━━━ Exercise material ━━━

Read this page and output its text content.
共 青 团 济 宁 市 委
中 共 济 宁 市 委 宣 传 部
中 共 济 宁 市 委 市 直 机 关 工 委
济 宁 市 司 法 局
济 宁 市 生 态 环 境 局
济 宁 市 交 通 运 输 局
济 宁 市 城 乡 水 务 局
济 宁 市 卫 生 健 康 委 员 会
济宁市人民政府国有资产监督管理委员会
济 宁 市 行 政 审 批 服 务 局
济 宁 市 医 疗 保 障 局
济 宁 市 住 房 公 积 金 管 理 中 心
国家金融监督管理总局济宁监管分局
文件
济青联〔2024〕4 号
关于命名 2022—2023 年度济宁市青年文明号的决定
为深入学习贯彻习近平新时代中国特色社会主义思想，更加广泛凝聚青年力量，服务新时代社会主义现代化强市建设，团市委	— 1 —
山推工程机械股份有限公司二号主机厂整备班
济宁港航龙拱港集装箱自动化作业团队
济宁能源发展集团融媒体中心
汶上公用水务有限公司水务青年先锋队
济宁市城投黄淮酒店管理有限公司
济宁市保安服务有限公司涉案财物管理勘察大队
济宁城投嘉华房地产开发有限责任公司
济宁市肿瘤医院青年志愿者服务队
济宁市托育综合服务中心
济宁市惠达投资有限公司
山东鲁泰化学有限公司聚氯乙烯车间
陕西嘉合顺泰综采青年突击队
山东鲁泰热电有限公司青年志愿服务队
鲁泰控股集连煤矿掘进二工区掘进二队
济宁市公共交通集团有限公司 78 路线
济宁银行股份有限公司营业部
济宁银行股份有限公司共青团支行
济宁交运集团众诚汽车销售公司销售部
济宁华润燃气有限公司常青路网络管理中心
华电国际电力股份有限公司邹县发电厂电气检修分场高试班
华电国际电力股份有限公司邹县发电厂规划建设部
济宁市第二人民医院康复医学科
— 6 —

━━━

▶ _To do_
Type out the full listing again, exactly as given.

▶ _Correct response_
Read this page and output its text content.
共 青 团 济 宁 市 委
中 共 济 宁 市 委 宣 传 部
中 共 济 宁 市 委 市 直 机 关 工 委
济 宁 市 司 法 局
济 宁 市 生 态 环 境 局
济 宁 市 交 通 运 输 局
济 宁 市 城 乡 水 务 局
济 宁 市 卫 生 健 康 委 员 会
济宁市人民政府国有资产监督管理委员会
济 宁 市 行 政 审 批 服 务 局
济 宁 市 医 疗 保 障 局
济 宁 市 住 房 公 积 金 管 理 中 心
国家金融监督管理总局济宁监管分局
文件
济青联〔2024〕4 号
关于命名 2022—2023 年度济宁市青年文明号的决定
为深入学习贯彻习近平新时代中国特色社会主义思想，更加广泛凝聚青年力量，服务新时代社会主义现代化强市建设，团市委	— 1 —
山推工程机械股份有限公司二号主机厂整备班
济宁港航龙拱港集装箱自动化作业团队
济宁能源发展集团融媒体中心
汶上公用水务有限公司水务青年先锋队
济宁市城投黄淮酒店管理有限公司
济宁市保安服务有限公司涉案财物管理勘察大队
济宁城投嘉华房地产开发有限责任公司
济宁市肿瘤医院青年志愿者服务队
济宁市托育综合服务中心
济宁市惠达投资有限公司
山东鲁泰化学有限公司聚氯乙烯车间
陕西嘉合顺泰综采青年突击队
山东鲁泰热电有限公司青年志愿服务队
鲁泰控股集连煤矿掘进二工区掘进二队
济宁市公共交通集团有限公司 78 路线
济宁银行股份有限公司营业部
济宁银行股份有限公司共青团支行
济宁交运集团众诚汽车销售公司销售部
济宁华润燃气有限公司常青路网络管理中心
华电国际电力股份有限公司邹县发电厂电气检修分场高试班
华电国际电力股份有限公司邹县发电厂规划建设部
济宁市第二人民医院康复医学科
— 6 —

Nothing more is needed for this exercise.